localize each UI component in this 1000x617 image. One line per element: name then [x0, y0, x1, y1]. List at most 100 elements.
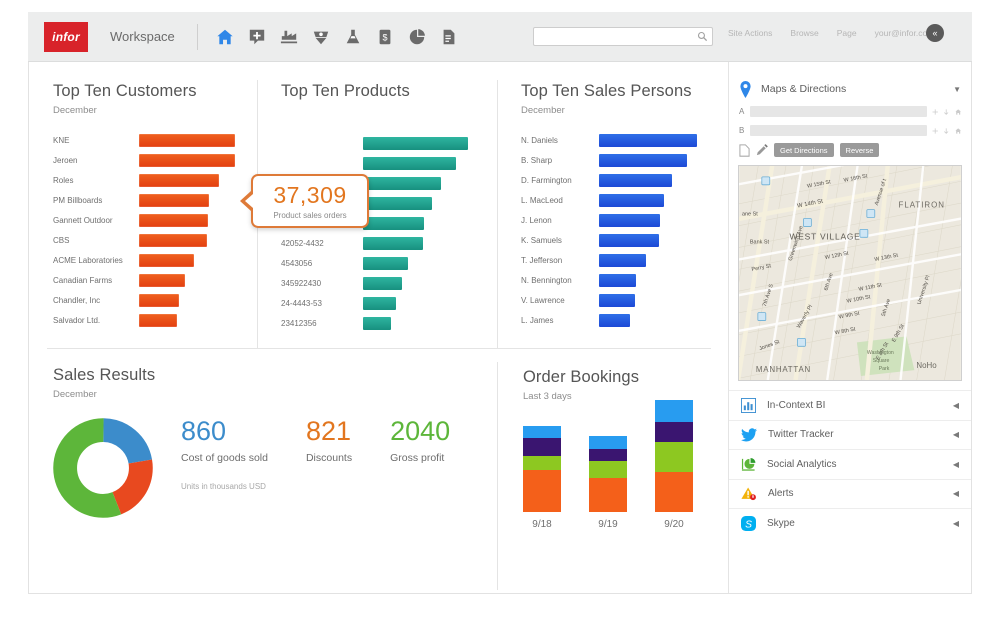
chevron-left-icon[interactable]: ◀	[953, 519, 959, 528]
origin-label: A	[739, 107, 745, 116]
chart-row[interactable]: Salvador Ltd.	[53, 310, 253, 330]
kpi-value: 860	[181, 418, 268, 445]
money-icon[interactable]: $	[376, 28, 394, 46]
map-pin-icon	[739, 81, 752, 98]
chart-row[interactable]: 4543056	[281, 253, 491, 273]
pencil-icon[interactable]	[756, 144, 768, 156]
bar-label: T. Jefferson	[521, 256, 599, 265]
widget-twitter-tracker[interactable]: Twitter Tracker ◀	[729, 420, 971, 450]
chart-row[interactable]: B. Sharp	[521, 150, 721, 170]
chart-row[interactable]: ACME Laboratories	[53, 250, 253, 270]
pie-chart-icon[interactable]	[408, 28, 426, 46]
chart-row[interactable]: 42052-4432	[281, 233, 491, 253]
widget-label: Skype	[767, 518, 795, 529]
chart-row[interactable]: J. Lenon	[521, 210, 721, 230]
collapse-button[interactable]: «	[926, 24, 944, 42]
origin-input[interactable]	[750, 106, 927, 117]
document-icon[interactable]	[440, 28, 458, 46]
chart-row[interactable]: Gannett Outdoor	[53, 210, 253, 230]
widget-skype[interactable]: S Skype ◀	[729, 508, 971, 538]
chart-row[interactable]: D. Farmington	[521, 170, 721, 190]
panel-divider-v2	[497, 80, 498, 348]
bar-label: 23412356	[281, 319, 363, 328]
chart-row[interactable]: T. Jefferson	[521, 250, 721, 270]
panel-divider-h1	[47, 348, 711, 349]
chart-row[interactable]: L. James	[521, 310, 721, 330]
bar-label: 24-4443-53	[281, 299, 363, 308]
chevron-down-icon[interactable]: ▼	[953, 85, 961, 94]
bag-icon[interactable]	[312, 28, 330, 46]
plus-icon[interactable]	[932, 126, 938, 136]
widget-alerts[interactable]: Alerts ◀	[729, 479, 971, 509]
kpi-label: Discounts	[306, 452, 352, 464]
chart-row[interactable]: N. Bennington	[521, 270, 721, 290]
chart-row[interactable]: 24-4443-53	[281, 293, 491, 313]
chart-row[interactable]	[281, 153, 491, 173]
sales-results-body: 860 Cost of goods sold Units in thousand…	[53, 418, 483, 518]
map-label: Bank St	[750, 239, 770, 245]
search-box[interactable]	[533, 27, 713, 46]
search-icon[interactable]	[697, 31, 708, 42]
callout-label: Product sales orders	[273, 211, 346, 220]
widget-in-context-bi[interactable]: In-Context BI ◀	[729, 390, 971, 420]
workspace-title: Workspace	[110, 29, 175, 44]
chart-row[interactable]: V. Lawrence	[521, 290, 721, 310]
destination-label: B	[739, 126, 745, 135]
chart-row[interactable]: 23412356	[281, 313, 491, 333]
order-bookings-chart: 9/18 9/19	[523, 418, 713, 530]
document-icon[interactable]	[739, 144, 750, 157]
chevron-left-icon[interactable]: ◀	[953, 489, 959, 498]
factory-icon[interactable]	[280, 28, 298, 46]
salespersons-bar-chart: N. Daniels B. Sharp D. Farmington L. Mac…	[521, 130, 721, 330]
chart-row[interactable]: Roles	[53, 170, 253, 190]
kpi-value: 821	[306, 418, 352, 445]
home-icon[interactable]	[955, 126, 961, 136]
chart-row[interactable]: Canadian Farms	[53, 270, 253, 290]
widget-social-analytics[interactable]: Social Analytics ◀	[729, 449, 971, 479]
chevron-left-icon[interactable]: ◀	[953, 430, 959, 439]
chart-row[interactable]	[281, 133, 491, 153]
chart-row[interactable]: N. Daniels	[521, 130, 721, 150]
sales-donut-chart[interactable]	[53, 418, 153, 518]
down-arrow-icon[interactable]	[943, 126, 949, 136]
customers-subtitle: December	[53, 105, 253, 116]
chart-row[interactable]: 345922430	[281, 273, 491, 293]
stacked-bar-group[interactable]: 9/19	[589, 436, 627, 530]
stacked-bar-group[interactable]: 9/20	[655, 400, 693, 530]
bar-label: N. Bennington	[521, 276, 599, 285]
search-input[interactable]	[534, 28, 697, 45]
plus-icon[interactable]	[932, 107, 938, 117]
bar-label: Salvador Ltd.	[53, 316, 139, 325]
home-icon[interactable]	[216, 28, 234, 46]
link-page[interactable]: Page	[837, 28, 857, 38]
link-browse[interactable]: Browse	[790, 28, 818, 38]
home-icon[interactable]	[955, 107, 961, 117]
map-label: NoHo	[916, 361, 937, 370]
link-site-actions[interactable]: Site Actions	[728, 28, 772, 38]
chevron-left-icon[interactable]: ◀	[953, 401, 959, 410]
chart-row[interactable]: KNE	[53, 130, 253, 150]
map-view[interactable]: W 15th St W 16th St W 14th St Avenue of …	[738, 165, 962, 381]
reverse-button[interactable]: Reverse	[840, 143, 880, 157]
map-label: FLATIRON	[899, 201, 945, 210]
widget-list: In-Context BI ◀ Twitter Tracker ◀ Social…	[729, 390, 971, 538]
top-ten-customers-panel: Top Ten Customers December KNE Jeroen Ro…	[53, 82, 253, 330]
flask-icon[interactable]	[344, 28, 362, 46]
chart-row[interactable]: L. MacLeod	[521, 190, 721, 210]
chart-row[interactable]: Chandler, Inc	[53, 290, 253, 310]
chart-row[interactable]: CBS	[53, 230, 253, 250]
bar-label: Chandler, Inc	[53, 296, 139, 305]
infor-logo[interactable]: infor	[44, 22, 88, 52]
get-directions-button[interactable]: Get Directions	[774, 143, 834, 157]
chat-add-icon[interactable]	[248, 28, 266, 46]
map-canvas[interactable]: W 15th St W 16th St W 14th St Avenue of …	[739, 166, 961, 380]
stacked-bar-group[interactable]: 9/18	[523, 426, 561, 530]
panel-divider-v3	[497, 362, 498, 590]
chart-row[interactable]: K. Samuels	[521, 230, 721, 250]
chart-row[interactable]: Jeroen	[53, 150, 253, 170]
maps-header[interactable]: Maps & Directions ▼	[729, 76, 971, 102]
chevron-left-icon[interactable]: ◀	[953, 460, 959, 469]
destination-input[interactable]	[750, 125, 927, 136]
down-arrow-icon[interactable]	[943, 107, 949, 117]
chart-row[interactable]: PM Billboards	[53, 190, 253, 210]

::::::::::

**Request**: Reproduce the lines above exactly, leaving out the pictures.

**Task result**:
localize each UI component in this 1000x617 image. One line per element: name then [x0, y0, x1, y1]. List at most 100 elements.
chevron-left-icon[interactable]: ◀	[953, 519, 959, 528]
origin-label: A	[739, 107, 745, 116]
chart-row[interactable]: Salvador Ltd.	[53, 310, 253, 330]
kpi-value: 860	[181, 418, 268, 445]
money-icon[interactable]: $	[376, 28, 394, 46]
map-pin-icon	[739, 81, 752, 98]
chart-row[interactable]: 4543056	[281, 253, 491, 273]
pencil-icon[interactable]	[756, 144, 768, 156]
bar-label: T. Jefferson	[521, 256, 599, 265]
widget-twitter-tracker[interactable]: Twitter Tracker ◀	[729, 420, 971, 450]
chart-row[interactable]: B. Sharp	[521, 150, 721, 170]
chart-row[interactable]: ACME Laboratories	[53, 250, 253, 270]
pie-chart-icon[interactable]	[408, 28, 426, 46]
chart-row[interactable]: 42052-4432	[281, 233, 491, 253]
widget-label: Skype	[767, 518, 795, 529]
chart-row[interactable]: J. Lenon	[521, 210, 721, 230]
collapse-button[interactable]: «	[926, 24, 944, 42]
origin-input[interactable]	[750, 106, 927, 117]
document-icon[interactable]	[440, 28, 458, 46]
chart-row[interactable]: Gannett Outdoor	[53, 210, 253, 230]
widget-skype[interactable]: S Skype ◀	[729, 508, 971, 538]
chart-row[interactable]: D. Farmington	[521, 170, 721, 190]
panel-divider-v2	[497, 80, 498, 348]
bar-label: 23412356	[281, 319, 363, 328]
chart-row[interactable]: T. Jefferson	[521, 250, 721, 270]
panel-divider-h1	[47, 348, 711, 349]
chart-row[interactable]: L. James	[521, 310, 721, 330]
bar-label: 24-4443-53	[281, 299, 363, 308]
chevron-down-icon[interactable]: ▼	[953, 85, 961, 94]
bag-icon[interactable]	[312, 28, 330, 46]
plus-icon[interactable]	[932, 126, 938, 136]
widget-alerts[interactable]: Alerts ◀	[729, 479, 971, 509]
kpi-label: Discounts	[306, 452, 352, 464]
chart-row[interactable]: N. Bennington	[521, 270, 721, 290]
chart-row[interactable]: 24-4443-53	[281, 293, 491, 313]
chart-row[interactable]	[281, 153, 491, 173]
sales-results-body: 860 Cost of goods sold Units in thousand…	[53, 418, 483, 518]
map-label: Bank St	[750, 239, 770, 245]
search-box[interactable]	[533, 27, 713, 46]
search-icon[interactable]	[697, 31, 708, 42]
callout-label: Product sales orders	[273, 211, 346, 220]
widget-in-context-bi[interactable]: In-Context BI ◀	[729, 390, 971, 420]
workspace-title: Workspace	[110, 29, 175, 44]
chart-row[interactable]: V. Lawrence	[521, 290, 721, 310]
destination-label: B	[739, 126, 745, 135]
chart-row[interactable]: 23412356	[281, 313, 491, 333]
order-bookings-chart: 9/18 9/19	[523, 418, 713, 530]
document-icon[interactable]	[739, 144, 750, 157]
chevron-left-icon[interactable]: ◀	[953, 489, 959, 498]
factory-icon[interactable]	[280, 28, 298, 46]
salespersons-bar-chart: N. Daniels B. Sharp D. Farmington L. Mac…	[521, 130, 721, 330]
chart-row[interactable]: Roles	[53, 170, 253, 190]
kpi-value: 821	[306, 418, 352, 445]
home-icon[interactable]	[955, 126, 961, 136]
chart-row[interactable]: Canadian Farms	[53, 270, 253, 290]
widget-social-analytics[interactable]: Social Analytics ◀	[729, 449, 971, 479]
chevron-left-icon[interactable]: ◀	[953, 430, 959, 439]
chart-row[interactable]	[281, 133, 491, 153]
chart-row[interactable]: N. Daniels	[521, 130, 721, 150]
sales-donut-chart[interactable]	[53, 418, 153, 518]
down-arrow-icon[interactable]	[943, 126, 949, 136]
customers-subtitle: December	[53, 105, 253, 116]
chart-row[interactable]: 345922430	[281, 273, 491, 293]
stacked-bar-group[interactable]: 9/19	[589, 436, 627, 530]
stacked-bar-group[interactable]: 9/20	[655, 400, 693, 530]
bar-label: N. Bennington	[521, 276, 599, 285]
search-input[interactable]	[534, 28, 697, 45]
plus-icon[interactable]	[932, 107, 938, 117]
bar-label: Salvador Ltd.	[53, 316, 139, 325]
home-icon[interactable]	[216, 28, 234, 46]
link-page[interactable]: Page	[837, 28, 857, 38]
link-browse[interactable]: Browse	[790, 28, 818, 38]
home-icon[interactable]	[955, 107, 961, 117]
map-label: NoHo	[916, 361, 937, 370]
link-site-actions[interactable]: Site Actions	[728, 28, 772, 38]
chevron-left-icon[interactable]: ◀	[953, 401, 959, 410]
chart-row[interactable]: KNE	[53, 130, 253, 150]
map-view[interactable]: W 15th St W 16th St W 14th St Avenue of …	[738, 165, 962, 381]
reverse-button[interactable]: Reverse	[840, 143, 880, 157]
map-label: FLATIRON	[899, 201, 945, 210]
widget-list: In-Context BI ◀ Twitter Tracker ◀ Social…	[729, 390, 971, 538]
top-ten-customers-panel: Top Ten Customers December KNE Jeroen Ro…	[53, 82, 253, 330]
flask-icon[interactable]	[344, 28, 362, 46]
chart-row[interactable]: L. MacLeod	[521, 190, 721, 210]
chart-row[interactable]: Chandler, Inc	[53, 290, 253, 310]
chart-row[interactable]: CBS	[53, 230, 253, 250]
bar-label: Chandler, Inc	[53, 296, 139, 305]
infor-logo[interactable]: infor	[44, 22, 88, 52]
get-directions-button[interactable]: Get Directions	[774, 143, 834, 157]
chat-add-icon[interactable]	[248, 28, 266, 46]
map-canvas[interactable]: W 15th St W 16th St W 14th St Avenue of …	[739, 166, 961, 380]
stacked-bar-group[interactable]: 9/18	[523, 426, 561, 530]
panel-divider-v3	[497, 362, 498, 590]
chart-row[interactable]: K. Samuels	[521, 230, 721, 250]
chart-row[interactable]: Jeroen	[53, 150, 253, 170]
maps-header[interactable]: Maps & Directions ▼	[729, 76, 971, 102]
chevron-left-icon[interactable]: ◀	[953, 460, 959, 469]
destination-input[interactable]	[750, 125, 927, 136]
down-arrow-icon[interactable]	[943, 107, 949, 117]
chart-row[interactable]: PM Billboards	[53, 190, 253, 210]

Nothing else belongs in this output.